▶ [Source records]
____________________

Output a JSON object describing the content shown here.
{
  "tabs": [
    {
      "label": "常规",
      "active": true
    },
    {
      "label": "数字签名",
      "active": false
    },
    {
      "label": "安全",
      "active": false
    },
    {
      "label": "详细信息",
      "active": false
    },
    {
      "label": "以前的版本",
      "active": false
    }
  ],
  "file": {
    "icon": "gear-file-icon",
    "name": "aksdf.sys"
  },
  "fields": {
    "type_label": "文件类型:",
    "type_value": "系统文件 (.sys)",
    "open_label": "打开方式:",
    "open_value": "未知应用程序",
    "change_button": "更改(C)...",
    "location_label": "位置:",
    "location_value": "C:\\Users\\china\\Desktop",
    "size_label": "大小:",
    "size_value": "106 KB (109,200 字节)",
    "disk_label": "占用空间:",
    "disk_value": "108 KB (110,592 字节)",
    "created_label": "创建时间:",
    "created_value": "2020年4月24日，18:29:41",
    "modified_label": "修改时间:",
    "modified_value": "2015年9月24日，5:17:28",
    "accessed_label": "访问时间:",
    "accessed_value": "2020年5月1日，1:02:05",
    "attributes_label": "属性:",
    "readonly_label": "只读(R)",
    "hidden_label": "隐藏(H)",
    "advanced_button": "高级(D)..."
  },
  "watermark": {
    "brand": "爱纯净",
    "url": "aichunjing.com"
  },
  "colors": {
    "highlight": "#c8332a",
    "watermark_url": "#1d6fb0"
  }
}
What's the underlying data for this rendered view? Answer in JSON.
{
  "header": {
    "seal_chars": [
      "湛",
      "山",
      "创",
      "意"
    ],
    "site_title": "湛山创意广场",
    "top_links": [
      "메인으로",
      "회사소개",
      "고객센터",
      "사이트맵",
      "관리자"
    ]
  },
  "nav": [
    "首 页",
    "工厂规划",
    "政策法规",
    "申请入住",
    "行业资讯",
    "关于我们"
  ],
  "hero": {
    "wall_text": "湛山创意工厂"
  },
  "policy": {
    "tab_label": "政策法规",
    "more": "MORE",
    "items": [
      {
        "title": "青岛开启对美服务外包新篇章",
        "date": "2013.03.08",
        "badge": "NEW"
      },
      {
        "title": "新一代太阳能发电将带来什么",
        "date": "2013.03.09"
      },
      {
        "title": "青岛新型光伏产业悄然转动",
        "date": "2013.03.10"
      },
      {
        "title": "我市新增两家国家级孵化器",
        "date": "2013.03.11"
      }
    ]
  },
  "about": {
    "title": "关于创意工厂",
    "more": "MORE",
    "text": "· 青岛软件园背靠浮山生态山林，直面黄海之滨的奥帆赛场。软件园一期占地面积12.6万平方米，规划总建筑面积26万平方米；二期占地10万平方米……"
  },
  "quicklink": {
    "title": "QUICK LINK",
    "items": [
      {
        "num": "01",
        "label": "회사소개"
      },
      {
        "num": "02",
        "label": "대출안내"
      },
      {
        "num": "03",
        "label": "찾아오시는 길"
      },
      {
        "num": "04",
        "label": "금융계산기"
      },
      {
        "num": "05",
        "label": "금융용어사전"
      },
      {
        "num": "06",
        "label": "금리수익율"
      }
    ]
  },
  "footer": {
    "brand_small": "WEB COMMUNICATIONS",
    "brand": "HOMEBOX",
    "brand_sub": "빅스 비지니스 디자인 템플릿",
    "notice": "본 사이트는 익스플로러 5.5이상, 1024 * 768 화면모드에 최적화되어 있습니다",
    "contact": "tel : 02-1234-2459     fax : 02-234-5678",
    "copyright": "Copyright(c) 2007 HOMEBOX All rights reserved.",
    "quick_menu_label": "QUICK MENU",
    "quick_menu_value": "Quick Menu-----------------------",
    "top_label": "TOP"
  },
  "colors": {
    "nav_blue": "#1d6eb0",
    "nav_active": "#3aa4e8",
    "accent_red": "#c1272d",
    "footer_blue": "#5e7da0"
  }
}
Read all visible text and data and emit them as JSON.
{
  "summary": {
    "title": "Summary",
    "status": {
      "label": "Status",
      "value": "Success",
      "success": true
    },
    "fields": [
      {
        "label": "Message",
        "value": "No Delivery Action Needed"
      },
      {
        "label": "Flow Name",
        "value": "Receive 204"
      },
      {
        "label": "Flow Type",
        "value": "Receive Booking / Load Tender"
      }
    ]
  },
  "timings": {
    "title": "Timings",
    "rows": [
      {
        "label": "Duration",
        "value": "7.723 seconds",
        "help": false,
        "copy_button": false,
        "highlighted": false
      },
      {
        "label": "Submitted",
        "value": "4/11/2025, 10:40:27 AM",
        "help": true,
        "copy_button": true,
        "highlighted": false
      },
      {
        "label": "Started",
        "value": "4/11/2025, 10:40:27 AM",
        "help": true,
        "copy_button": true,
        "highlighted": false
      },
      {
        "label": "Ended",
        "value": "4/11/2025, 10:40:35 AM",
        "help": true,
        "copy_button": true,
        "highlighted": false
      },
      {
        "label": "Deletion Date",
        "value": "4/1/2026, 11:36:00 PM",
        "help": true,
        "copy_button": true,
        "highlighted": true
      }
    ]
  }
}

____________________

▶ [Prompt]
Exactly as shown above, return every record.

▶ [Worked solution]
Output a JSON object describing the content shown here.
{
  "tabs": [
    {
      "label": "常规",
      "active": true
    },
    {
      "label": "数字签名",
      "active": false
    },
    {
      "label": "安全",
      "active": false
    },
    {
      "label": "详细信息",
      "active": false
    },
    {
      "label": "以前的版本",
      "active": false
    }
  ],
  "file": {
    "icon": "gear-file-icon",
    "name": "aksdf.sys"
  },
  "fields": {
    "type_label": "文件类型:",
    "type_value": "系统文件 (.sys)",
    "open_label": "打开方式:",
    "open_value": "未知应用程序",
    "change_button": "更改(C)...",
    "location_label": "位置:",
    "location_value": "C:\\Users\\china\\Desktop",
    "size_label": "大小:",
    "size_value": "106 KB (109,200 字节)",
    "disk_label": "占用空间:",
    "disk_value": "108 KB (110,592 字节)",
    "created_label": "创建时间:",
    "created_value": "2020年4月24日，18:29:41",
    "modified_label": "修改时间:",
    "modified_value": "2015年9月24日，5:17:28",
    "accessed_label": "访问时间:",
    "accessed_value": "2020年5月1日，1:02:05",
    "attributes_label": "属性:",
    "readonly_label": "只读(R)",
    "hidden_label": "隐藏(H)",
    "advanced_button": "高级(D)..."
  },
  "watermark": {
    "brand": "爱纯净",
    "url": "aichunjing.com"
  },
  "colors": {
    "highlight": "#c8332a",
    "watermark_url": "#1d6fb0"
  }
}
What's the underlying data for this rendered view? Answer in JSON.
{
  "header": {
    "seal_chars": [
      "湛",
      "山",
      "创",
      "意"
    ],
    "site_title": "湛山创意广场",
    "top_links": [
      "메인으로",
      "회사소개",
      "고객센터",
      "사이트맵",
      "관리자"
    ]
  },
  "nav": [
    "首 页",
    "工厂规划",
    "政策法规",
    "申请入住",
    "行业资讯",
    "关于我们"
  ],
  "hero": {
    "wall_text": "湛山创意工厂"
  },
  "policy": {
    "tab_label": "政策法规",
    "more": "MORE",
    "items": [
      {
        "title": "青岛开启对美服务外包新篇章",
        "date": "2013.03.08",
        "badge": "NEW"
      },
      {
        "title": "新一代太阳能发电将带来什么",
        "date": "2013.03.09"
      },
      {
        "title": "青岛新型光伏产业悄然转动",
        "date": "2013.03.10"
      },
      {
        "title": "我市新增两家国家级孵化器",
        "date": "2013.03.11"
      }
    ]
  },
  "about": {
    "title": "关于创意工厂",
    "more": "MORE",
    "text": "· 青岛软件园背靠浮山生态山林，直面黄海之滨的奥帆赛场。软件园一期占地面积12.6万平方米，规划总建筑面积26万平方米；二期占地10万平方米……"
  },
  "quicklink": {
    "title": "QUICK LINK",
    "items": [
      {
        "num": "01",
        "label": "회사소개"
      },
      {
        "num": "02",
        "label": "대출안내"
      },
      {
        "num": "03",
        "label": "찾아오시는 길"
      },
      {
        "num": "04",
        "label": "금융계산기"
      },
      {
        "num": "05",
        "label": "금융용어사전"
      },
      {
        "num": "06",
        "label": "금리수익율"
      }
    ]
  },
  "footer": {
    "brand_small": "WEB COMMUNICATIONS",
    "brand": "HOMEBOX",
    "brand_sub": "빅스 비지니스 디자인 템플릿",
    "notice": "본 사이트는 익스플로러 5.5이상, 1024 * 768 화면모드에 최적화되어 있습니다",
    "contact": "tel : 02-1234-2459     fax : 02-234-5678",
    "copyright": "Copyright(c) 2007 HOMEBOX All rights reserved.",
    "quick_menu_label": "QUICK MENU",
    "quick_menu_value": "Quick Menu-----------------------",
    "top_label": "TOP"
  },
  "colors": {
    "nav_blue": "#1d6eb0",
    "nav_active": "#3aa4e8",
    "accent_red": "#c1272d",
    "footer_blue": "#5e7da0"
  }
}
Read all visible text and data and emit them as JSON.
{
  "summary": {
    "title": "Summary",
    "status": {
      "label": "Status",
      "value": "Success",
      "success": true
    },
    "fields": [
      {
        "label": "Message",
        "value": "No Delivery Action Needed"
      },
      {
        "label": "Flow Name",
        "value": "Receive 204"
      },
      {
        "label": "Flow Type",
        "value": "Receive Booking / Load Tender"
      }
    ]
  },
  "timings": {
    "title": "Timings",
    "rows": [
      {
        "label": "Duration",
        "value": "7.723 seconds",
        "help": false,
        "copy_button": false,
        "highlighted": false
      },
      {
        "label": "Submitted",
        "value": "4/11/2025, 10:40:27 AM",
        "help": true,
        "copy_button": true,
        "highlighted": false
      },
      {
        "label": "Started",
        "value": "4/11/2025, 10:40:27 AM",
        "help": true,
        "copy_button": true,
        "highlighted": false
      },
      {
        "label": "Ended",
        "value": "4/11/2025, 10:40:35 AM",
        "help": true,
        "copy_button": true,
        "highlighted": false
      },
      {
        "label": "Deletion Date",
        "value": "4/1/2026, 11:36:00 PM",
        "help": true,
        "copy_button": true,
        "highlighted": true
      }
    ]
  }
}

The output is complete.